§ Task: Show each line that has the string "стороны" in it.

::::

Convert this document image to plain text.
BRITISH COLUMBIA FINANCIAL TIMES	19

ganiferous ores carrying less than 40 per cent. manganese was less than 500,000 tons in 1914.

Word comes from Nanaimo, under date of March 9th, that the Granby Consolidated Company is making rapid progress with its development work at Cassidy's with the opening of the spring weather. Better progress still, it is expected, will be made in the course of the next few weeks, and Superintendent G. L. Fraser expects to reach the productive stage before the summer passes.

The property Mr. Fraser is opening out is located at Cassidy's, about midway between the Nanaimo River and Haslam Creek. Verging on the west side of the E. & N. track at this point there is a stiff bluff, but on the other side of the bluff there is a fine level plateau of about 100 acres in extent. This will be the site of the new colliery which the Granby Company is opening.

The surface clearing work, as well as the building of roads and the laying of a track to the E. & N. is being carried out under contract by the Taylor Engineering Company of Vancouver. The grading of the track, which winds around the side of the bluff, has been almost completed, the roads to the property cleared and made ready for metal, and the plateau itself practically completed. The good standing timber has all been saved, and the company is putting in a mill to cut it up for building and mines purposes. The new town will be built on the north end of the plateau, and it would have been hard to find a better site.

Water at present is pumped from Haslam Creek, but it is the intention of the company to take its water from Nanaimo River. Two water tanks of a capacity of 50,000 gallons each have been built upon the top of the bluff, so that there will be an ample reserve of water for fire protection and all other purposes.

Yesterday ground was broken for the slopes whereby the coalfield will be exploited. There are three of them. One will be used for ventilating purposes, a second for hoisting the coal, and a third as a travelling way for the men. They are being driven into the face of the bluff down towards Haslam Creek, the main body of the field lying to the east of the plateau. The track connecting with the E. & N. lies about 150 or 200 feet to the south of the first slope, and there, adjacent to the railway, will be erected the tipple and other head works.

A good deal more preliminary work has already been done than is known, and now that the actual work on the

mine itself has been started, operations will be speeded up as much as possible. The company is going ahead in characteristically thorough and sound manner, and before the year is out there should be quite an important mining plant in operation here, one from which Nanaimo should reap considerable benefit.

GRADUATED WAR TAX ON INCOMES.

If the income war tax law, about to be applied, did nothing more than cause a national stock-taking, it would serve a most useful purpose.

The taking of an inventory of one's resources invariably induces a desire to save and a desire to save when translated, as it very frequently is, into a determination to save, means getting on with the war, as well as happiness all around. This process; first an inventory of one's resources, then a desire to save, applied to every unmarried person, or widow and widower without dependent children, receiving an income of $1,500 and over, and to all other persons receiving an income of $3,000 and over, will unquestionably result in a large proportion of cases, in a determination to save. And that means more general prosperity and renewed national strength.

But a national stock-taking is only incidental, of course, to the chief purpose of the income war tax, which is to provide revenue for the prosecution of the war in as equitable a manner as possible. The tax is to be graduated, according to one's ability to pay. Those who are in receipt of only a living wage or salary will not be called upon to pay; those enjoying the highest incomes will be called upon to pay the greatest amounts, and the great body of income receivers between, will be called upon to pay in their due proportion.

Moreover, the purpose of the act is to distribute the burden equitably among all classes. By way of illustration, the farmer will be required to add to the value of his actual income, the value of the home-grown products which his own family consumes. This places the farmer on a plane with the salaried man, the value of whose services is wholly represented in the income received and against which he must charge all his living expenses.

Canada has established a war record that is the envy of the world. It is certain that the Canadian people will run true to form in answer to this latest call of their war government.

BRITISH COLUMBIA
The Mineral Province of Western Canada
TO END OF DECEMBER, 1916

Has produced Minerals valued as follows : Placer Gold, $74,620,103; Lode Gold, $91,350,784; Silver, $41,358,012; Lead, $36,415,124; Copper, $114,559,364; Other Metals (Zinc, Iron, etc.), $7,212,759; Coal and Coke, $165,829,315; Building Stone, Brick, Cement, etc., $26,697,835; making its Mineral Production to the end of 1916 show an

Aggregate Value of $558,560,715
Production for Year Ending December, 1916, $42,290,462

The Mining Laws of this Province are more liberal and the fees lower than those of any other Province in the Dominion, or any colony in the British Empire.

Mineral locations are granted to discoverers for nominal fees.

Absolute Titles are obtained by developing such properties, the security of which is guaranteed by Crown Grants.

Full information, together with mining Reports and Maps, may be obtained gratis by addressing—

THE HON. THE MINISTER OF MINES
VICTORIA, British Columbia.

::::

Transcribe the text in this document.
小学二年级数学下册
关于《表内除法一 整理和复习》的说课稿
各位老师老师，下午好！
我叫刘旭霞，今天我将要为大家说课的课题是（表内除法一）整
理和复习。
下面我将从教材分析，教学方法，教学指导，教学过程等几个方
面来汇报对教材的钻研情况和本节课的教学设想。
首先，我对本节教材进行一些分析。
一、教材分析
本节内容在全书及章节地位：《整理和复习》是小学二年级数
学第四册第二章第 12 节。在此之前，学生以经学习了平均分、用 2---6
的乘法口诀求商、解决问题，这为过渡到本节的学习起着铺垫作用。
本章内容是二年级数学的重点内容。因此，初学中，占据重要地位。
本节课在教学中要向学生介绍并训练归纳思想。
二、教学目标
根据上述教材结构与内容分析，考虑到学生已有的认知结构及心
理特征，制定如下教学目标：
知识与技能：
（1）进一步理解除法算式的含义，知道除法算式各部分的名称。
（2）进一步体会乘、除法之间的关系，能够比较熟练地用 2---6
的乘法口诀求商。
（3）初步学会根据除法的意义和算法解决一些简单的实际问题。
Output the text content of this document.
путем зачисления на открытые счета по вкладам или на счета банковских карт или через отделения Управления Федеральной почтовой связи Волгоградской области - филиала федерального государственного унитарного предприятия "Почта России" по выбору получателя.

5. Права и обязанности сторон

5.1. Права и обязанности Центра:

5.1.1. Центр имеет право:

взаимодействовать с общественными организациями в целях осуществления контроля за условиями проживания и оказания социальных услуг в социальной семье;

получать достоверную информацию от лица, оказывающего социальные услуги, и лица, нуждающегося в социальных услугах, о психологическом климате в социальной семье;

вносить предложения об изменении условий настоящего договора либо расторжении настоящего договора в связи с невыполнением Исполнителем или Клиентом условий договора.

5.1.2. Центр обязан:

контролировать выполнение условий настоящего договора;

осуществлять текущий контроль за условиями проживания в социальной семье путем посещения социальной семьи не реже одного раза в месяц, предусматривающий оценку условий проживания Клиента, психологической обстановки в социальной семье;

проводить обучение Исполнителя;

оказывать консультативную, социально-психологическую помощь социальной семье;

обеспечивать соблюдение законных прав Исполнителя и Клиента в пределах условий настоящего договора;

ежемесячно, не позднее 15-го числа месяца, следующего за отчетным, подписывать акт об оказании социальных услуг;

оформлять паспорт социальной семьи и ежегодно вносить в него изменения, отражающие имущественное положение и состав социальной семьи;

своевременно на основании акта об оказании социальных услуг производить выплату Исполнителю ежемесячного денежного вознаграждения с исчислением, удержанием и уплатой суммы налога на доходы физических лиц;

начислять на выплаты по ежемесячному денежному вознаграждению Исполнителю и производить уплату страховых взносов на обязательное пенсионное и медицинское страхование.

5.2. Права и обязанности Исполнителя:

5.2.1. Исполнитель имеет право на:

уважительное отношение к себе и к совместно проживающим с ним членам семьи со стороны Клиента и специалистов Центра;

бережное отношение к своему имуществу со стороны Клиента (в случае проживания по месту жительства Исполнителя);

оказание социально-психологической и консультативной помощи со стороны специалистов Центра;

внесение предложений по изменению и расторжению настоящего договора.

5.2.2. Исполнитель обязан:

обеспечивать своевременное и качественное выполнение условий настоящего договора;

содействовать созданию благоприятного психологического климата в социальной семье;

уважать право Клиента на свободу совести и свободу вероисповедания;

::::

§ Complete answer:
уважительное отношение к себе и к совместно проживающим с ним членам семьи со стороны Клиента и специалистов Центра;
бережное отношение к своему имуществу со стороны Клиента (в случае проживания по месту жительства Исполнителя);
оказание социально-психологической и консультативной помощи со стороны специалистов Центра;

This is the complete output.